**Directions:** Write the records below out again exactly as given, with no images.

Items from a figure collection

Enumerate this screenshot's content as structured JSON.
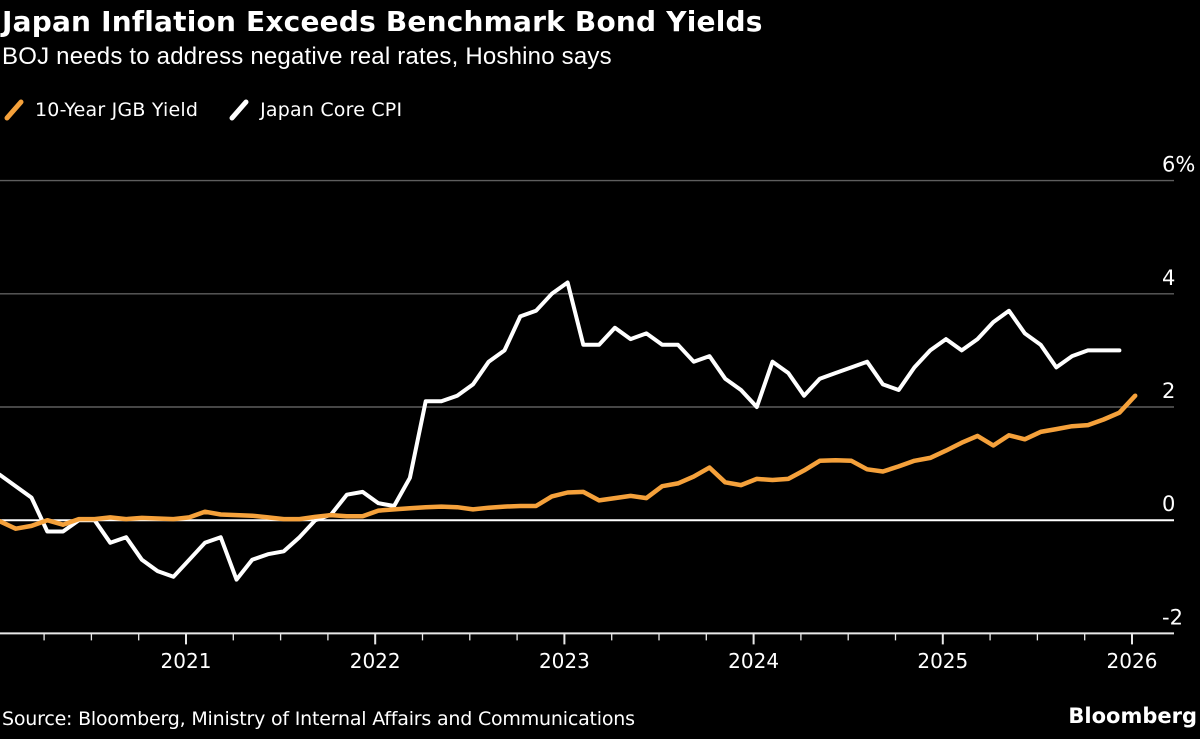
{
  "header": {
    "title": "Japan Inflation Exceeds Benchmark Bond Yields",
    "subtitle": "BOJ needs to address negative real rates, Hoshino says"
  },
  "legend": {
    "items": [
      {
        "label": "10-Year JGB Yield",
        "color": "#F5A13B"
      },
      {
        "label": "Japan Core CPI",
        "color": "#FFFFFF"
      }
    ]
  },
  "footer": {
    "source": "Source: Bloomberg, Ministry of Internal Affairs and Communications",
    "brand": "Bloomberg"
  },
  "chart_data": {
    "type": "line",
    "title": "Japan Inflation Exceeds Benchmark Bond Yields",
    "subtitle": "BOJ needs to address negative real rates, Hoshino says",
    "unit": "percent",
    "x_interval": "monthly",
    "x_start": "2020-01",
    "x_tick_labels": [
      "2021",
      "2022",
      "2023",
      "2024",
      "2025",
      "2026"
    ],
    "y_ticks": [
      6,
      4,
      2,
      0,
      -2
    ],
    "y_tick_labels": [
      "6%",
      "4",
      "2",
      "0",
      "-2"
    ],
    "ylim": [
      -2,
      6.55
    ],
    "grid": "horizontal gridlines, zero line emphasized in white",
    "legend_position": "top-left",
    "background_color": "#000000",
    "colors": {
      "grid": "#5E5E5E",
      "zero_line": "#FFFFFF",
      "axis": "#E8E8E8",
      "text": "#FFFFFF"
    },
    "series": [
      {
        "name": "10-Year JGB Yield",
        "color": "#F5A13B",
        "start": "2020-01",
        "end": "2026-01",
        "values": [
          -0.02,
          -0.15,
          -0.1,
          0.0,
          -0.08,
          0.02,
          0.02,
          0.05,
          0.02,
          0.04,
          0.03,
          0.02,
          0.05,
          0.15,
          0.1,
          0.09,
          0.08,
          0.05,
          0.02,
          0.02,
          0.06,
          0.09,
          0.07,
          0.07,
          0.17,
          0.19,
          0.21,
          0.23,
          0.24,
          0.23,
          0.19,
          0.22,
          0.24,
          0.25,
          0.25,
          0.42,
          0.49,
          0.5,
          0.35,
          0.39,
          0.43,
          0.39,
          0.6,
          0.65,
          0.77,
          0.93,
          0.67,
          0.62,
          0.73,
          0.71,
          0.73,
          0.88,
          1.05,
          1.06,
          1.05,
          0.9,
          0.86,
          0.95,
          1.05,
          1.1,
          1.23,
          1.37,
          1.49,
          1.32,
          1.5,
          1.43,
          1.56,
          1.61,
          1.66,
          1.68,
          1.78,
          1.9,
          2.2
        ]
      },
      {
        "name": "Japan Core CPI",
        "color": "#FFFFFF",
        "start": "2020-01",
        "end": "2025-12",
        "values": [
          0.8,
          0.6,
          0.4,
          -0.2,
          -0.2,
          0.0,
          0.0,
          -0.4,
          -0.3,
          -0.7,
          -0.9,
          -1.0,
          -0.7,
          -0.4,
          -0.3,
          -1.05,
          -0.7,
          -0.6,
          -0.55,
          -0.3,
          0.0,
          0.1,
          0.45,
          0.5,
          0.3,
          0.25,
          0.75,
          2.1,
          2.1,
          2.2,
          2.4,
          2.8,
          3.0,
          3.6,
          3.7,
          4.0,
          4.2,
          3.1,
          3.1,
          3.4,
          3.2,
          3.3,
          3.1,
          3.1,
          2.8,
          2.9,
          2.5,
          2.3,
          2.0,
          2.8,
          2.6,
          2.2,
          2.5,
          2.6,
          2.7,
          2.8,
          2.4,
          2.3,
          2.7,
          3.0,
          3.2,
          3.0,
          3.2,
          3.5,
          3.7,
          3.3,
          3.1,
          2.7,
          2.9,
          3.0,
          3.0,
          3.0
        ]
      }
    ]
  }
}
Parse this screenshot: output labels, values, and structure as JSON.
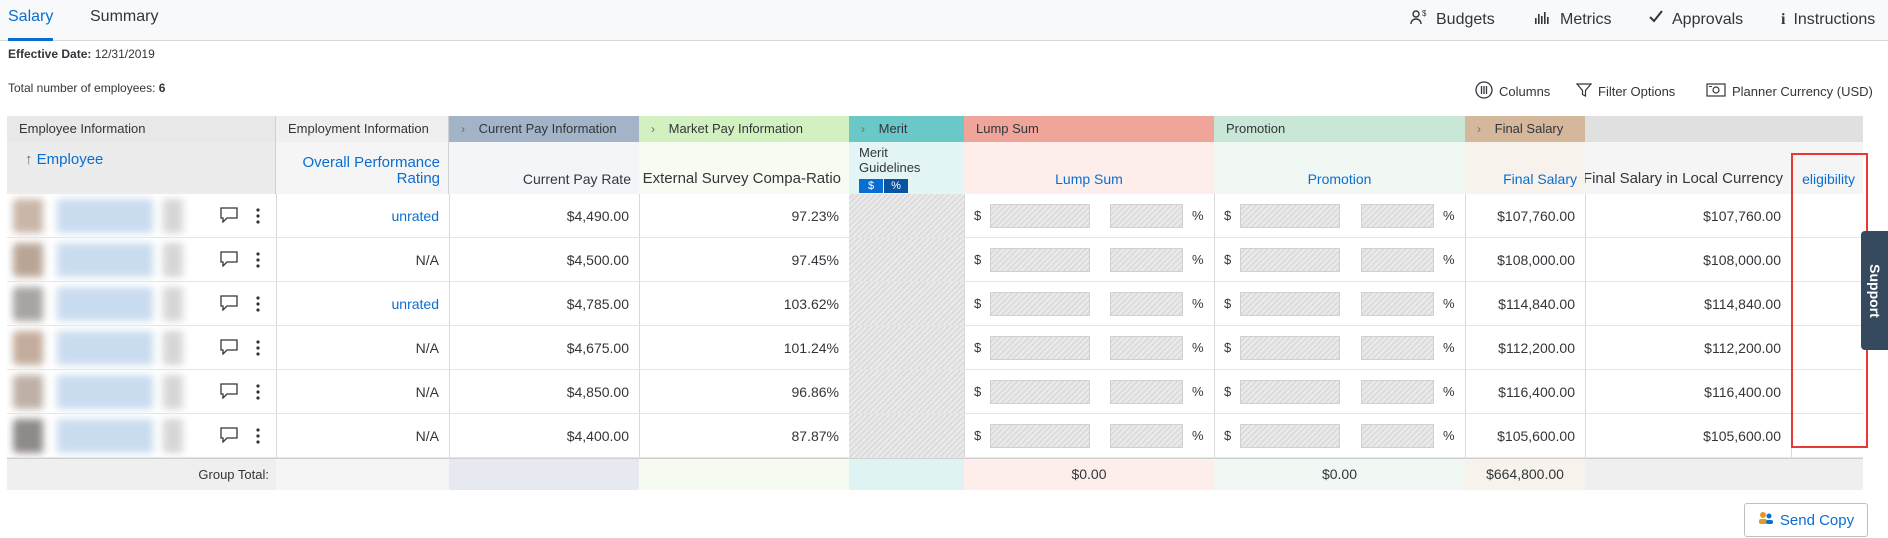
{
  "tabs": [
    {
      "label": "Salary",
      "active": true
    },
    {
      "label": "Summary",
      "active": false
    }
  ],
  "toolbar": {
    "budgets": "Budgets",
    "metrics": "Metrics",
    "approvals": "Approvals",
    "instructions": "Instructions"
  },
  "info": {
    "effective_date_label": "Effective Date:",
    "effective_date": "12/31/2019",
    "total_label": "Total number of employees:",
    "total_count": "6"
  },
  "tools": {
    "columns": "Columns",
    "filter": "Filter Options",
    "currency": "Planner Currency (USD)"
  },
  "groups": {
    "employee_info": "Employee Information",
    "employment_info": "Employment Information",
    "current_pay": "Current Pay Information",
    "market_pay": "Market Pay Information",
    "merit": "Merit",
    "lump_sum": "Lump Sum",
    "promotion": "Promotion",
    "final_salary": "Final Salary"
  },
  "headers": {
    "employee": "Employee",
    "performance": "Overall Performance Rating",
    "performance_l1": "Overall Performance",
    "performance_l2": "Rating",
    "current_pay_rate": "Current Pay Rate",
    "compa_ratio": "External Survey Compa-Ratio",
    "merit_guidelines_l1": "Merit",
    "merit_guidelines_l2": "Guidelines",
    "merit_dollar": "$",
    "merit_percent": "%",
    "lump_sum": "Lump Sum",
    "promotion": "Promotion",
    "final_salary": "Final Salary",
    "final_local": "Final Salary in Local Currency",
    "eligibility": "eligibility"
  },
  "rows": [
    {
      "rating": "unrated",
      "rating_link": true,
      "pay_rate": "$4,490.00",
      "compa": "97.23%",
      "final": "$107,760.00",
      "final_local": "$107,760.00"
    },
    {
      "rating": "N/A",
      "rating_link": false,
      "pay_rate": "$4,500.00",
      "compa": "97.45%",
      "final": "$108,000.00",
      "final_local": "$108,000.00"
    },
    {
      "rating": "unrated",
      "rating_link": true,
      "pay_rate": "$4,785.00",
      "compa": "103.62%",
      "final": "$114,840.00",
      "final_local": "$114,840.00"
    },
    {
      "rating": "N/A",
      "rating_link": false,
      "pay_rate": "$4,675.00",
      "compa": "101.24%",
      "final": "$112,200.00",
      "final_local": "$112,200.00"
    },
    {
      "rating": "N/A",
      "rating_link": false,
      "pay_rate": "$4,850.00",
      "compa": "96.86%",
      "final": "$116,400.00",
      "final_local": "$116,400.00"
    },
    {
      "rating": "N/A",
      "rating_link": false,
      "pay_rate": "$4,400.00",
      "compa": "87.87%",
      "final": "$105,600.00",
      "final_local": "$105,600.00"
    }
  ],
  "currency_symbol": "$",
  "percent_symbol": "%",
  "totals": {
    "label": "Group Total:",
    "lump_sum": "$0.00",
    "promotion": "$0.00",
    "final": "$664,800.00"
  },
  "support": "Support",
  "send_copy": "Send Copy",
  "colors": {
    "accent": "#0a6ed1",
    "current_pay": "#a3b4c9",
    "market_pay": "#d3f0c1",
    "merit": "#6ac8c8",
    "lump_sum": "#f0a59b",
    "promotion": "#c9e7d7",
    "final_salary": "#d5b89c",
    "highlight": "#e53935"
  },
  "icons": {
    "budgets": "people-dollar-icon",
    "metrics": "bar-chart-icon",
    "approvals": "checkmark-icon",
    "instructions": "info-icon",
    "columns": "columns-icon",
    "filter": "filter-icon",
    "currency": "currency-icon",
    "comment": "comment-icon",
    "more": "more-vertical-icon",
    "sort": "sort-up-icon"
  }
}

**The result:**
Enumerate this screenshot's content as structured JSON.
{
  "header": {
    "title": "Japan Inflation Exceeds Benchmark Bond Yields",
    "subtitle": "BOJ needs to address negative real rates, Hoshino says"
  },
  "legend": {
    "items": [
      {
        "label": "10-Year JGB Yield",
        "color": "#F5A13B"
      },
      {
        "label": "Japan Core CPI",
        "color": "#FFFFFF"
      }
    ]
  },
  "footer": {
    "source": "Source: Bloomberg, Ministry of Internal Affairs and Communications",
    "brand": "Bloomberg"
  },
  "chart_data": {
    "type": "line",
    "title": "Japan Inflation Exceeds Benchmark Bond Yields",
    "subtitle": "BOJ needs to address negative real rates, Hoshino says",
    "unit": "percent",
    "x_interval": "monthly",
    "x_start": "2020-01",
    "x_tick_labels": [
      "2021",
      "2022",
      "2023",
      "2024",
      "2025",
      "2026"
    ],
    "y_ticks": [
      6,
      4,
      2,
      0,
      -2
    ],
    "y_tick_labels": [
      "6%",
      "4",
      "2",
      "0",
      "-2"
    ],
    "ylim": [
      -2,
      6.55
    ],
    "grid": "horizontal gridlines, zero line emphasized in white",
    "legend_position": "top-left",
    "background_color": "#000000",
    "colors": {
      "grid": "#5E5E5E",
      "zero_line": "#FFFFFF",
      "axis": "#E8E8E8",
      "text": "#FFFFFF"
    },
    "series": [
      {
        "name": "10-Year JGB Yield",
        "color": "#F5A13B",
        "start": "2020-01",
        "end": "2026-01",
        "values": [
          -0.02,
          -0.15,
          -0.1,
          0.0,
          -0.08,
          0.02,
          0.02,
          0.05,
          0.02,
          0.04,
          0.03,
          0.02,
          0.05,
          0.15,
          0.1,
          0.09,
          0.08,
          0.05,
          0.02,
          0.02,
          0.06,
          0.09,
          0.07,
          0.07,
          0.17,
          0.19,
          0.21,
          0.23,
          0.24,
          0.23,
          0.19,
          0.22,
          0.24,
          0.25,
          0.25,
          0.42,
          0.49,
          0.5,
          0.35,
          0.39,
          0.43,
          0.39,
          0.6,
          0.65,
          0.77,
          0.93,
          0.67,
          0.62,
          0.73,
          0.71,
          0.73,
          0.88,
          1.05,
          1.06,
          1.05,
          0.9,
          0.86,
          0.95,
          1.05,
          1.1,
          1.23,
          1.37,
          1.49,
          1.32,
          1.5,
          1.43,
          1.56,
          1.61,
          1.66,
          1.68,
          1.78,
          1.9,
          2.2
        ]
      },
      {
        "name": "Japan Core CPI",
        "color": "#FFFFFF",
        "start": "2020-01",
        "end": "2025-12",
        "values": [
          0.8,
          0.6,
          0.4,
          -0.2,
          -0.2,
          0.0,
          0.0,
          -0.4,
          -0.3,
          -0.7,
          -0.9,
          -1.0,
          -0.7,
          -0.4,
          -0.3,
          -1.05,
          -0.7,
          -0.6,
          -0.55,
          -0.3,
          0.0,
          0.1,
          0.45,
          0.5,
          0.3,
          0.25,
          0.75,
          2.1,
          2.1,
          2.2,
          2.4,
          2.8,
          3.0,
          3.6,
          3.7,
          4.0,
          4.2,
          3.1,
          3.1,
          3.4,
          3.2,
          3.3,
          3.1,
          3.1,
          2.8,
          2.9,
          2.5,
          2.3,
          2.0,
          2.8,
          2.6,
          2.2,
          2.5,
          2.6,
          2.7,
          2.8,
          2.4,
          2.3,
          2.7,
          3.0,
          3.2,
          3.0,
          3.2,
          3.5,
          3.7,
          3.3,
          3.1,
          2.7,
          2.9,
          3.0,
          3.0,
          3.0
        ]
      }
    ]
  }
}
Parse this screenshot: output labels, values, and structure as JSON.
{
  "tabs": [
    {
      "label": "Salary",
      "active": true
    },
    {
      "label": "Summary",
      "active": false
    }
  ],
  "toolbar": {
    "budgets": "Budgets",
    "metrics": "Metrics",
    "approvals": "Approvals",
    "instructions": "Instructions"
  },
  "info": {
    "effective_date_label": "Effective Date:",
    "effective_date": "12/31/2019",
    "total_label": "Total number of employees:",
    "total_count": "6"
  },
  "tools": {
    "columns": "Columns",
    "filter": "Filter Options",
    "currency": "Planner Currency (USD)"
  },
  "groups": {
    "employee_info": "Employee Information",
    "employment_info": "Employment Information",
    "current_pay": "Current Pay Information",
    "market_pay": "Market Pay Information",
    "merit": "Merit",
    "lump_sum": "Lump Sum",
    "promotion": "Promotion",
    "final_salary": "Final Salary"
  },
  "headers": {
    "employee": "Employee",
    "performance": "Overall Performance Rating",
    "performance_l1": "Overall Performance",
    "performance_l2": "Rating",
    "current_pay_rate": "Current Pay Rate",
    "compa_ratio": "External Survey Compa-Ratio",
    "merit_guidelines_l1": "Merit",
    "merit_guidelines_l2": "Guidelines",
    "merit_dollar": "$",
    "merit_percent": "%",
    "lump_sum": "Lump Sum",
    "promotion": "Promotion",
    "final_salary": "Final Salary",
    "final_local": "Final Salary in Local Currency",
    "eligibility": "eligibility"
  },
  "rows": [
    {
      "rating": "unrated",
      "rating_link": true,
      "pay_rate": "$4,490.00",
      "compa": "97.23%",
      "final": "$107,760.00",
      "final_local": "$107,760.00"
    },
    {
      "rating": "N/A",
      "rating_link": false,
      "pay_rate": "$4,500.00",
      "compa": "97.45%",
      "final": "$108,000.00",
      "final_local": "$108,000.00"
    },
    {
      "rating": "unrated",
      "rating_link": true,
      "pay_rate": "$4,785.00",
      "compa": "103.62%",
      "final": "$114,840.00",
      "final_local": "$114,840.00"
    },
    {
      "rating": "N/A",
      "rating_link": false,
      "pay_rate": "$4,675.00",
      "compa": "101.24%",
      "final": "$112,200.00",
      "final_local": "$112,200.00"
    },
    {
      "rating": "N/A",
      "rating_link": false,
      "pay_rate": "$4,850.00",
      "compa": "96.86%",
      "final": "$116,400.00",
      "final_local": "$116,400.00"
    },
    {
      "rating": "N/A",
      "rating_link": false,
      "pay_rate": "$4,400.00",
      "compa": "87.87%",
      "final": "$105,600.00",
      "final_local": "$105,600.00"
    }
  ],
  "currency_symbol": "$",
  "percent_symbol": "%",
  "totals": {
    "label": "Group Total:",
    "lump_sum": "$0.00",
    "promotion": "$0.00",
    "final": "$664,800.00"
  },
  "support": "Support",
  "send_copy": "Send Copy",
  "colors": {
    "accent": "#0a6ed1",
    "current_pay": "#a3b4c9",
    "market_pay": "#d3f0c1",
    "merit": "#6ac8c8",
    "lump_sum": "#f0a59b",
    "promotion": "#c9e7d7",
    "final_salary": "#d5b89c",
    "highlight": "#e53935"
  },
  "icons": {
    "budgets": "people-dollar-icon",
    "metrics": "bar-chart-icon",
    "approvals": "checkmark-icon",
    "instructions": "info-icon",
    "columns": "columns-icon",
    "filter": "filter-icon",
    "currency": "currency-icon",
    "comment": "comment-icon",
    "more": "more-vertical-icon",
    "sort": "sort-up-icon"
  }
}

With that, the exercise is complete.